** Requirement **
Gather every line in the records below that contains the word "sinds".

########

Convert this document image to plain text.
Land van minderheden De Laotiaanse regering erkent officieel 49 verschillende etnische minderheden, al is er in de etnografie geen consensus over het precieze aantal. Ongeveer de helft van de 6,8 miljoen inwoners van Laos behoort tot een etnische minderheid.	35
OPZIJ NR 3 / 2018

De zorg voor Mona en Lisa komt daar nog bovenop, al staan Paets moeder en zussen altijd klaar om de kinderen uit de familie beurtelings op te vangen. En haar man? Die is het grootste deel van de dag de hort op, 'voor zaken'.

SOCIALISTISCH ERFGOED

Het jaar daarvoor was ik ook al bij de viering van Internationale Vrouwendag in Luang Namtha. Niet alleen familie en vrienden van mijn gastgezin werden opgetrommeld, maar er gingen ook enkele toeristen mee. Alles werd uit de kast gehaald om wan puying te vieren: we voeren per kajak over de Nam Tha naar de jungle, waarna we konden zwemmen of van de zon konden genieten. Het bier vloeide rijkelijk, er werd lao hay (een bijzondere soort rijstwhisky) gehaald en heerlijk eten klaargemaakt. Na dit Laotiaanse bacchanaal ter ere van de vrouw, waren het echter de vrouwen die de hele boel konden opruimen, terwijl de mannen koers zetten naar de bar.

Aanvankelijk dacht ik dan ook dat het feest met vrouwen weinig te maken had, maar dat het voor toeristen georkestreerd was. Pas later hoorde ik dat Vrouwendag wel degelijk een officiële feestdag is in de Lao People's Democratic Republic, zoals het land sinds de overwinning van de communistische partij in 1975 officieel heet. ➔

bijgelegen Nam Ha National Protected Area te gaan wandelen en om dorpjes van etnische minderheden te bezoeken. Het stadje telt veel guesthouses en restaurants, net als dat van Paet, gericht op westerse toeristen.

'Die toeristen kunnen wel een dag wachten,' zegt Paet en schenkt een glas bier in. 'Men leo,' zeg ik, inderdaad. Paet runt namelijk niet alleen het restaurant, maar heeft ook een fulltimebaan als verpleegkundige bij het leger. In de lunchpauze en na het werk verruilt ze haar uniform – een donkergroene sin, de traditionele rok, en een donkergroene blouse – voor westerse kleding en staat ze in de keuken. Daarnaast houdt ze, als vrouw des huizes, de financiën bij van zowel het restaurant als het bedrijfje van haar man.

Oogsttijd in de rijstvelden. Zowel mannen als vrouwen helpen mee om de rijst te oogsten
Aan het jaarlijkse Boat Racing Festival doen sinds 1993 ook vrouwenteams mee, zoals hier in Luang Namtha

########

** Solution to this problem **
Aanvankelijk dacht ik dan ook dat het feest met vrouwen weinig te maken had, maar dat het voor toeristen georkestreerd was. Pas later hoorde ik dat Vrouwendag wel degelijk een officiële feestdag is in de Lao People's Democratic Republic, zoals het land sinds de overwinning van de communistische partij in 1975 officieel heet. ➔
Aan het jaarlijkse Boat Racing Festival doen sinds 1993 ook vrouwenteams mee, zoals hier in Luang Namtha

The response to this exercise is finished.